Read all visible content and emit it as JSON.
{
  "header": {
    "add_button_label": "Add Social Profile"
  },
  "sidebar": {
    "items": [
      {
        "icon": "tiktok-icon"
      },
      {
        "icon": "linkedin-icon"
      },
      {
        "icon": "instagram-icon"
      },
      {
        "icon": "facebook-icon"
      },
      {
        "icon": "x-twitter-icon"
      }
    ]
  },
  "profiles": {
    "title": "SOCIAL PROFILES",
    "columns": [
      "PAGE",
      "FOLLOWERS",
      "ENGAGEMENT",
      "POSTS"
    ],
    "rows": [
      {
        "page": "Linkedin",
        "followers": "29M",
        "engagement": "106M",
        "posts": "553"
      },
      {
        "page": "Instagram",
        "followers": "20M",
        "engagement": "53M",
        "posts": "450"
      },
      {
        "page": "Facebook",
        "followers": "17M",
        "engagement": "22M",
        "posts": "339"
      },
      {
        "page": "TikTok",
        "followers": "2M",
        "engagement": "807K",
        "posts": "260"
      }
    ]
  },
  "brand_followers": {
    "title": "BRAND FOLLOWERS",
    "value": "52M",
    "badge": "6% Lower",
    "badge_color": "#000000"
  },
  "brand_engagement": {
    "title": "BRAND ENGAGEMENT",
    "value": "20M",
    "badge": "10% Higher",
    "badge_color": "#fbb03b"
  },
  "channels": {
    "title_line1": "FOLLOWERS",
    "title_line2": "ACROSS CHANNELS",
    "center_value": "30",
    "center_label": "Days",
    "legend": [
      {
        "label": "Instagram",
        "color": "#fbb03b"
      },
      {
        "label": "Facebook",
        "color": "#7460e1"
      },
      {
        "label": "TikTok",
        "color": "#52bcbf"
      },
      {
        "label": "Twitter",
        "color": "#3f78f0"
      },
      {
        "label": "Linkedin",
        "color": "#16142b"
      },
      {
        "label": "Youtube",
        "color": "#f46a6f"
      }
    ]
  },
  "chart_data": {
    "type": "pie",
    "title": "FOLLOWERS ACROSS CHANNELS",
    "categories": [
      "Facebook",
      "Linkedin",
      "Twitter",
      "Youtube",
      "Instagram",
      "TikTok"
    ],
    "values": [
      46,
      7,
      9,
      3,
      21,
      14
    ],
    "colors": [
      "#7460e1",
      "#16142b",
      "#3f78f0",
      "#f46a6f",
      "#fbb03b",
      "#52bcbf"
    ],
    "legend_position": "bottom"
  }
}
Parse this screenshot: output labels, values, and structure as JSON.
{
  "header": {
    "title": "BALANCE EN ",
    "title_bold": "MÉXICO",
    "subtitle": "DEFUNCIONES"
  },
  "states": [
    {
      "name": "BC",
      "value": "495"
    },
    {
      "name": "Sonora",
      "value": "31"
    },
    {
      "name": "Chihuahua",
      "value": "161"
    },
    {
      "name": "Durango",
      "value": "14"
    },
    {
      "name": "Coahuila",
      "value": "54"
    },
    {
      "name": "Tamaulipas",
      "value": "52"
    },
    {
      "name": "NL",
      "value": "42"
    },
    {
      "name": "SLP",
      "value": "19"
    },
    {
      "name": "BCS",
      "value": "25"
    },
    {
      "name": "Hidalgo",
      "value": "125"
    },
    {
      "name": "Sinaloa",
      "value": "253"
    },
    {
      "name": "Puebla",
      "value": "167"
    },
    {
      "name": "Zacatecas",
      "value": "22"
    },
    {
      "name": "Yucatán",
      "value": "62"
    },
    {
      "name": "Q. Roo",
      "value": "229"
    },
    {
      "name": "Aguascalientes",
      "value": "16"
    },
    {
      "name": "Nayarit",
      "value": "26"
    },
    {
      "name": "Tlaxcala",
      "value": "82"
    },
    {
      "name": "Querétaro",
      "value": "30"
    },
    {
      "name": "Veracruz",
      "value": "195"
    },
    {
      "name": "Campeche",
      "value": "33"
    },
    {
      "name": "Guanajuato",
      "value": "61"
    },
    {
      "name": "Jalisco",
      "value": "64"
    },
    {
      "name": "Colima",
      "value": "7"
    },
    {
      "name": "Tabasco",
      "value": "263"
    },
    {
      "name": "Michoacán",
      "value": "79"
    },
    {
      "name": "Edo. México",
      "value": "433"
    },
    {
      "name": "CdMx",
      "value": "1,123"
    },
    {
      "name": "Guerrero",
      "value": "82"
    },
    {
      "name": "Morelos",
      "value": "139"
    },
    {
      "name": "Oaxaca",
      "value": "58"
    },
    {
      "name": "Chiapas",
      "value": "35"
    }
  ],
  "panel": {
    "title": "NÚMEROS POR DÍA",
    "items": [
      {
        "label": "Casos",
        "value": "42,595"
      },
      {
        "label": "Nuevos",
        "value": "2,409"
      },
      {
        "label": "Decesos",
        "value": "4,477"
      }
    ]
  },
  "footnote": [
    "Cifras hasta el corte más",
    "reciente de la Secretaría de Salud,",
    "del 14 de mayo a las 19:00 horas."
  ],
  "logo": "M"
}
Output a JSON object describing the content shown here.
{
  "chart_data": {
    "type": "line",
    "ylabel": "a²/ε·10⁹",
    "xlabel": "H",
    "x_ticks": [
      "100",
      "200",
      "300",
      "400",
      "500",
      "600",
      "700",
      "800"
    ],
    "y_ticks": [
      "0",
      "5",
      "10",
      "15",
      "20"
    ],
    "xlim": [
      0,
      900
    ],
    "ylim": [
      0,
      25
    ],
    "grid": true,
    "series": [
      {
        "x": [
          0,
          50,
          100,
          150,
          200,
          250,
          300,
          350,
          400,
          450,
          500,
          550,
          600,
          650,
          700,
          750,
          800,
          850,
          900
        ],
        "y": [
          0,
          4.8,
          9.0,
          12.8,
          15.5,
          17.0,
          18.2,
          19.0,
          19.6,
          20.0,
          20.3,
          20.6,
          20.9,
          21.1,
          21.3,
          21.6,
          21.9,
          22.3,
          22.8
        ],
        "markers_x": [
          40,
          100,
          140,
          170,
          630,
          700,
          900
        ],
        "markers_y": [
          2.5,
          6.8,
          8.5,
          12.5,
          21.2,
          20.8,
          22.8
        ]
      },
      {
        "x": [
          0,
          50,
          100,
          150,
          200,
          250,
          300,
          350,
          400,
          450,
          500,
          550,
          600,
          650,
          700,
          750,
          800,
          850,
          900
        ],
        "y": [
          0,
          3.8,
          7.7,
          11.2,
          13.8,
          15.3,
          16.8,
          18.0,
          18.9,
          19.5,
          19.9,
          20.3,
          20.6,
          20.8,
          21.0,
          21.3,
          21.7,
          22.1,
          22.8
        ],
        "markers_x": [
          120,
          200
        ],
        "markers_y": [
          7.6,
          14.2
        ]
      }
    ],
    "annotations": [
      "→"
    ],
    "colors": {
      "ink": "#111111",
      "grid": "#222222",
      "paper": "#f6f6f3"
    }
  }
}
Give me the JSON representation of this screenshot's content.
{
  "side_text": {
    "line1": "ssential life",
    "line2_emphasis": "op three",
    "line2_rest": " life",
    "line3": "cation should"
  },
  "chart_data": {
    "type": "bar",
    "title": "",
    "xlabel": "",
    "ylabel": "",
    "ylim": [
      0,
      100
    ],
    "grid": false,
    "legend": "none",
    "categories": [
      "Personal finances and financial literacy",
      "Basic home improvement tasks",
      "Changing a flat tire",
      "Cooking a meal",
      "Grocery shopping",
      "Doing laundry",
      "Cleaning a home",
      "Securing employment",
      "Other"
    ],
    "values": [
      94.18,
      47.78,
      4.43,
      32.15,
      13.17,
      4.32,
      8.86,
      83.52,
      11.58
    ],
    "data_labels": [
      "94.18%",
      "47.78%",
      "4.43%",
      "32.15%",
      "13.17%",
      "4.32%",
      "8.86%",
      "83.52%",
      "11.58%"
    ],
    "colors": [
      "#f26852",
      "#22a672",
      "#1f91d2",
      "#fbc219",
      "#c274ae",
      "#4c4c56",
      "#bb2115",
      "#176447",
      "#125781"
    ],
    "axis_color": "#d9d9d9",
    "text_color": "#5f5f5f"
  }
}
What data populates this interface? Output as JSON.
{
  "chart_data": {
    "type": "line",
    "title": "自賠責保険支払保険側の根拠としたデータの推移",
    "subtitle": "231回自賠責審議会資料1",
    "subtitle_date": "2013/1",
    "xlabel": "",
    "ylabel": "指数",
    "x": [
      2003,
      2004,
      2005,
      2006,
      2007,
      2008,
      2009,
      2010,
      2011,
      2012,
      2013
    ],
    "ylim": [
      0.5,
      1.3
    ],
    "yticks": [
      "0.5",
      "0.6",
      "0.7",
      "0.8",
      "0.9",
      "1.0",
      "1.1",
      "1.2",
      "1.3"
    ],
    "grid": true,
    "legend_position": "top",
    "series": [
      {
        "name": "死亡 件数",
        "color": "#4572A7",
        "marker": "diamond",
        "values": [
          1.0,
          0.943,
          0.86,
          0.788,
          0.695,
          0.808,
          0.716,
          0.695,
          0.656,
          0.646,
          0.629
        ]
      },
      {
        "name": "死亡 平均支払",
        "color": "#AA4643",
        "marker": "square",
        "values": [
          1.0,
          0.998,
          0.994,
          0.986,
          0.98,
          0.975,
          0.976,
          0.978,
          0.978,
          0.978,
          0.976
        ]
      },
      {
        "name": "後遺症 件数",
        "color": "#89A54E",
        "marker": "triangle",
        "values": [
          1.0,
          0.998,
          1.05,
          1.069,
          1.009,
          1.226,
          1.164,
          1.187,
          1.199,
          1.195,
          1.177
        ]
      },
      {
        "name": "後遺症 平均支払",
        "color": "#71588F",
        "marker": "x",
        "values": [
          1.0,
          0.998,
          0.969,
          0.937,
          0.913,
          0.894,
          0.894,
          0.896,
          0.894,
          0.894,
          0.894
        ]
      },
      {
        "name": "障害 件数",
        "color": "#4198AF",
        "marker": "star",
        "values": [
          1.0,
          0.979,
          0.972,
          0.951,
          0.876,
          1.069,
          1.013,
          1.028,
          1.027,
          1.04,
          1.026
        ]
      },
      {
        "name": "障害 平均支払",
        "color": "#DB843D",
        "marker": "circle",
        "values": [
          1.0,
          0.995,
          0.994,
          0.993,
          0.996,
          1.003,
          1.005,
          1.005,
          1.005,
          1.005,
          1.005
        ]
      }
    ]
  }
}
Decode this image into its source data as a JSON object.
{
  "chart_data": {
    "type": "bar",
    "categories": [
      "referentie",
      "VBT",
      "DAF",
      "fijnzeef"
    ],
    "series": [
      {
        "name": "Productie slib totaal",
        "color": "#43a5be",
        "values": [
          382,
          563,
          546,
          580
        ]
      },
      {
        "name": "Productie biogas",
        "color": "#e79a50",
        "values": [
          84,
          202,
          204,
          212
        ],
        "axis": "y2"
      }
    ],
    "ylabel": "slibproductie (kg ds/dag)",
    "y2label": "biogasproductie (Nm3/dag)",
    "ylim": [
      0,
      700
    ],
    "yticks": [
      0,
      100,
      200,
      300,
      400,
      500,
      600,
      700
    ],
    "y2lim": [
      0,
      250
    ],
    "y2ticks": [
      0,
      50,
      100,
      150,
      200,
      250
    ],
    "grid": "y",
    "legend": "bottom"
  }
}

_ _ _ _ _

→ Exercise directions: Extract every line containing the string "life" from the material.

→ Written answer:
    "line1": "ssential life",
    "line2_rest": " life",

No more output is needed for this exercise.